The problem: Each entry here needs to be set down again exactly, please; pictures are left out.

______________________________

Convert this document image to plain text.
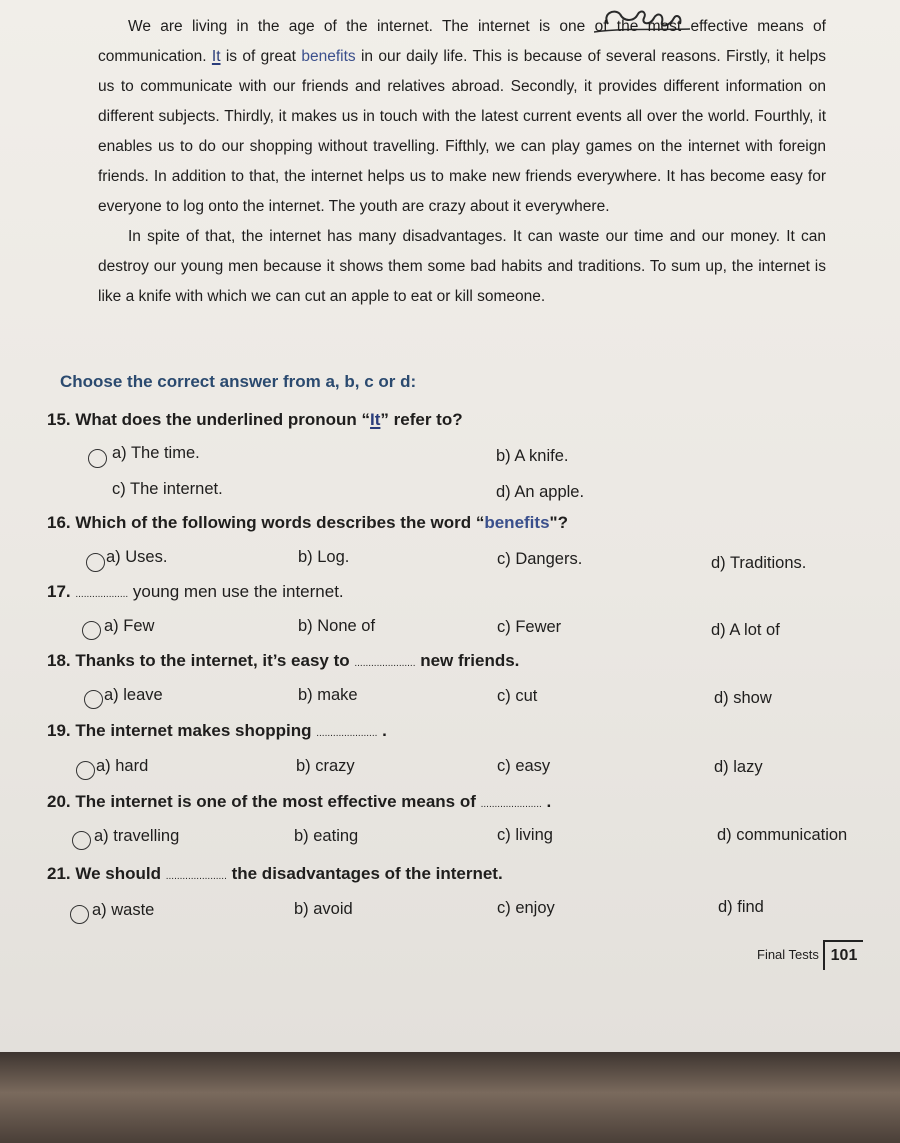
We are living in the age of the internet. The internet is one of the most effective means of communication. It is of great benefits in our daily life. This is because of several reasons. Firstly, it helps us to communicate with our friends and relatives abroad. Secondly, it provides different information on different subjects. Thirdly, it makes us in touch with the latest current events all over the world. Fourthly, it enables us to do our shopping without travelling. Fifthly, we can play games on the internet with foreign friends. In addition to that, the internet helps us to make new friends everywhere. It has become easy for everyone to log onto the internet. The youth are crazy about it everywhere.

In spite of that, the internet has many disadvantages. It can waste our time and our money. It can destroy our young men because it shows them some bad habits and traditions. To sum up, the internet is like a knife with which we can cut an apple to eat or kill someone.

Choose the correct answer from a, b, c or d:
15. What does the underlined pronoun “It” refer to?
a) The time.	b) A knife.
c) The internet.	d) An apple.
16. Which of the following words describes the word “benefits"?
a) Uses.	b) Log.	c) Dangers.	d) Traditions.
17. ................... young men use the internet.
a) Few	b) None of	c) Fewer	d) A lot of
18. Thanks to the internet, it’s easy to ...................... new friends.
a) leave	b) make	c) cut	d) show
19. The internet makes shopping ...................... .
a) hard	b) crazy	c) easy	d) lazy
20. The internet is one of the most effective means of ...................... .
a) travelling	b) eating	c) living	d) communication
21. We should ...................... the disadvantages of the internet.
a) waste	b) avoid	c) enjoy	d) find
Final Tests 101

______________________________

Result for this task:
Convert this document image to plain text.
We are living in the age of the internet. The internet is one of the most effective means of communication. It is of great benefits in our daily life. This is because of several reasons. Firstly, it helps us to communicate with our friends and relatives abroad. Secondly, it provides different information on different subjects. Thirdly, it makes us in touch with the latest current events all over the world. Fourthly, it enables us to do our shopping without travelling. Fifthly, we can play games on the internet with foreign friends. In addition to that, the internet helps us to make new friends everywhere. It has become easy for everyone to log onto the internet. The youth are crazy about it everywhere.

In spite of that, the internet has many disadvantages. It can waste our time and our money. It can destroy our young men because it shows them some bad habits and traditions. To sum up, the internet is like a knife with which we can cut an apple to eat or kill someone.

Choose the correct answer from a, b, c or d:
15. What does the underlined pronoun “It” refer to?
a) The time.	b) A knife.
c) The internet.	d) An apple.
16. Which of the following words describes the word “benefits"?
a) Uses.	b) Log.	c) Dangers.	d) Traditions.
17. ................... young men use the internet.
a) Few	b) None of	c) Fewer	d) A lot of
18. Thanks to the internet, it’s easy to ...................... new friends.
a) leave	b) make	c) cut	d) show
19. The internet makes shopping ...................... .
a) hard	b) crazy	c) easy	d) lazy
20. The internet is one of the most effective means of ...................... .
a) travelling	b) eating	c) living	d) communication
21. We should ...................... the disadvantages of the internet.
a) waste	b) avoid	c) enjoy	d) find
Final Tests 101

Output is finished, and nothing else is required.